## [WHAT THE EXERCISE ASKS]
Of the lines in this listing, how many contain the word "system"? Give the number and nothing else.

(Dataset items)
━━━━━━━━

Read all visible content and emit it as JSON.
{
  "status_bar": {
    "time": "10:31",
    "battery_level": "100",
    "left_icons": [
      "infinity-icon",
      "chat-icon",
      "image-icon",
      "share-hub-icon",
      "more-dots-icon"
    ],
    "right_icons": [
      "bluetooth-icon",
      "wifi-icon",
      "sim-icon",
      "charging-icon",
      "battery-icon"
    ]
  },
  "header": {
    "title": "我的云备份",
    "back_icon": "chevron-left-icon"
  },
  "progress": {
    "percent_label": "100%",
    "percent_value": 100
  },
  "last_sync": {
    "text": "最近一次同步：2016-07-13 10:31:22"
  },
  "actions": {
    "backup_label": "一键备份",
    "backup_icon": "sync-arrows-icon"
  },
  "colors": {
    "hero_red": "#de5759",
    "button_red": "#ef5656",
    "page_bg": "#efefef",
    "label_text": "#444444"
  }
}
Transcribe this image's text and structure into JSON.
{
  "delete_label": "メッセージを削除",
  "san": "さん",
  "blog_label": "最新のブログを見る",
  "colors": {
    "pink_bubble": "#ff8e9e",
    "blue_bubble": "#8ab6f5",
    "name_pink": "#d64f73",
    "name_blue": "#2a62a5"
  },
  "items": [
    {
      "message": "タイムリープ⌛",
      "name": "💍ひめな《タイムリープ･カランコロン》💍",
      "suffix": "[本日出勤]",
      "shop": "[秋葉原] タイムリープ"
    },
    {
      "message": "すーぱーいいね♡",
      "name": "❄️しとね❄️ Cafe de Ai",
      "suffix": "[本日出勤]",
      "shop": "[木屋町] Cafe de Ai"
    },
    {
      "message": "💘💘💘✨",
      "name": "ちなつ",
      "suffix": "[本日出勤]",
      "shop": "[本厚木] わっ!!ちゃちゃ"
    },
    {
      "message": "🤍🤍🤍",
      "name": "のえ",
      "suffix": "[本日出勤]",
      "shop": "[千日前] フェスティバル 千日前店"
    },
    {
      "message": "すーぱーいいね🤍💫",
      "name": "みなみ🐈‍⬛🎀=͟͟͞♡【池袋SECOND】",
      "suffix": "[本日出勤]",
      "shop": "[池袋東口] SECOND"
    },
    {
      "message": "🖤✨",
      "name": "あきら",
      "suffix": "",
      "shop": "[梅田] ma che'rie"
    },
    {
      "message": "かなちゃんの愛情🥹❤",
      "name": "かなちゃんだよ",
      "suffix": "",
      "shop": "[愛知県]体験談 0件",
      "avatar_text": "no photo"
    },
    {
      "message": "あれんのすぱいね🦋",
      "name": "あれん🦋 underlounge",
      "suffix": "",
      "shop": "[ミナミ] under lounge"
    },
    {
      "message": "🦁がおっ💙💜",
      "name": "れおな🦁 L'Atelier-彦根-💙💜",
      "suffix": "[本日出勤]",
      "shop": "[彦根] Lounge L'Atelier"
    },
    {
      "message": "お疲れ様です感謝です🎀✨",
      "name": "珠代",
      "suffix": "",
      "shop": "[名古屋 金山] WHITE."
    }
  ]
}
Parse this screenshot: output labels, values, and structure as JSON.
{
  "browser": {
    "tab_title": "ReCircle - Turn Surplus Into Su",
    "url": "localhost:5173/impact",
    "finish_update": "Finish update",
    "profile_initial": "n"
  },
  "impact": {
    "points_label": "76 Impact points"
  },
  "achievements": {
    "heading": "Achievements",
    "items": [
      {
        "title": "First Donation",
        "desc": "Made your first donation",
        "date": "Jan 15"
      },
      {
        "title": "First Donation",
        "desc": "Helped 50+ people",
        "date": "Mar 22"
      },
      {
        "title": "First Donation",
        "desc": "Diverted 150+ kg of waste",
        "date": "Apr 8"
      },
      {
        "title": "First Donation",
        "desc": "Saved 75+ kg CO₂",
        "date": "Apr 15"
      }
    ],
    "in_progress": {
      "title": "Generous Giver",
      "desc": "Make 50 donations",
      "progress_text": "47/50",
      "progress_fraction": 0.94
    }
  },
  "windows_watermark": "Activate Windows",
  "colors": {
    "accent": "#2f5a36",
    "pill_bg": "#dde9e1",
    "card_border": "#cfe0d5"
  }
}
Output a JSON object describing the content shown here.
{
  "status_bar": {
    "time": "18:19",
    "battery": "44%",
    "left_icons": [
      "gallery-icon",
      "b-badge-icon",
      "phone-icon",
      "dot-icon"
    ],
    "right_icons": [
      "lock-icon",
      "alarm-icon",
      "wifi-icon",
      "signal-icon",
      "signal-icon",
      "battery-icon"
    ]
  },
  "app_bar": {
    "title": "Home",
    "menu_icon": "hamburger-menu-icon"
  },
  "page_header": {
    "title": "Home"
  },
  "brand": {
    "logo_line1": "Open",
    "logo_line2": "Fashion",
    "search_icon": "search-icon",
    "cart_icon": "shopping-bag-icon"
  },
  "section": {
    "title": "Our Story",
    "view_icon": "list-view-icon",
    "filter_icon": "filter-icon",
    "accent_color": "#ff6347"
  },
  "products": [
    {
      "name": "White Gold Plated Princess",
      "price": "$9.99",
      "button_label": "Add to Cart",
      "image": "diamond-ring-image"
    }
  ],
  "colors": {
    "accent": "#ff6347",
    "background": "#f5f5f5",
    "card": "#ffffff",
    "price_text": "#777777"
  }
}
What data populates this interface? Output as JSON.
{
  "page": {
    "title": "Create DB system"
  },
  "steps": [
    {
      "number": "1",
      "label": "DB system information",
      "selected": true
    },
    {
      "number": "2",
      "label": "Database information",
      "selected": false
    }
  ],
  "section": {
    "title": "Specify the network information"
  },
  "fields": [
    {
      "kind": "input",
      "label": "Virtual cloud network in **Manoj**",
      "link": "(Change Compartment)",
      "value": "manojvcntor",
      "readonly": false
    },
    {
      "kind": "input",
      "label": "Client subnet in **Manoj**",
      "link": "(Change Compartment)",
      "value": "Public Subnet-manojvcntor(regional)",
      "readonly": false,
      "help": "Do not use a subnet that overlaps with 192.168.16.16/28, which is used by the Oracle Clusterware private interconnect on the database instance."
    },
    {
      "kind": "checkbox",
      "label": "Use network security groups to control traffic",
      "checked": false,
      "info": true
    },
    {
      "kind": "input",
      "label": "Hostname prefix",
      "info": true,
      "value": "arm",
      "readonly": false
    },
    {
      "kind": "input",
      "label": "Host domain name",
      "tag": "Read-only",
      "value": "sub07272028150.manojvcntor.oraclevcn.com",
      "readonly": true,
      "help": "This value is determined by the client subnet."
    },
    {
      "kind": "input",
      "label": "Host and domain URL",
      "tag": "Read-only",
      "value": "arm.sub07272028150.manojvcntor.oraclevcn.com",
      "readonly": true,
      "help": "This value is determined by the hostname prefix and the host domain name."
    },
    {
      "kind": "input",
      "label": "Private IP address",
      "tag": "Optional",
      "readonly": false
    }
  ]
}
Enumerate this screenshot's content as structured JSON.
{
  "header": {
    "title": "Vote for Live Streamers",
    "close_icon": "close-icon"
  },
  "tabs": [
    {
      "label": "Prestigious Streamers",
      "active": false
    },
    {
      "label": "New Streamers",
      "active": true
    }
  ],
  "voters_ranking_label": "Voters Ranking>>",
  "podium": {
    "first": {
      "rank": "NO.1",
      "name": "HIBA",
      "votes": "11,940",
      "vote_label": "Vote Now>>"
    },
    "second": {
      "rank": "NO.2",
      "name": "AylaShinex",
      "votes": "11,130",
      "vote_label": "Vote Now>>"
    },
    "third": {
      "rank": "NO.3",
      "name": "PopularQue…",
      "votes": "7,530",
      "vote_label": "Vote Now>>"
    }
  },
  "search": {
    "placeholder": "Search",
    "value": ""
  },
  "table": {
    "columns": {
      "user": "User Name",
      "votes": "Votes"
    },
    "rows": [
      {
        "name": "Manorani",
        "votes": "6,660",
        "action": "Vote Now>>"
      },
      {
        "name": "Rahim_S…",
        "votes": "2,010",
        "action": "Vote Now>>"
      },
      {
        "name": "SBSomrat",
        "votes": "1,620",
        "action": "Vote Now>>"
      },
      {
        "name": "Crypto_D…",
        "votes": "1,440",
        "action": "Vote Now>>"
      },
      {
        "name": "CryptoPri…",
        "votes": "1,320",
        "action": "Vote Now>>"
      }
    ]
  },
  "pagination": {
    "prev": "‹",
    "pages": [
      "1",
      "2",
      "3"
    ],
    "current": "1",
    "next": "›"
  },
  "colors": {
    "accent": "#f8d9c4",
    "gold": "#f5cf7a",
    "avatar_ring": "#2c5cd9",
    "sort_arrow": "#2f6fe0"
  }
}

━━━━━━━━

## [RESPONSE]
2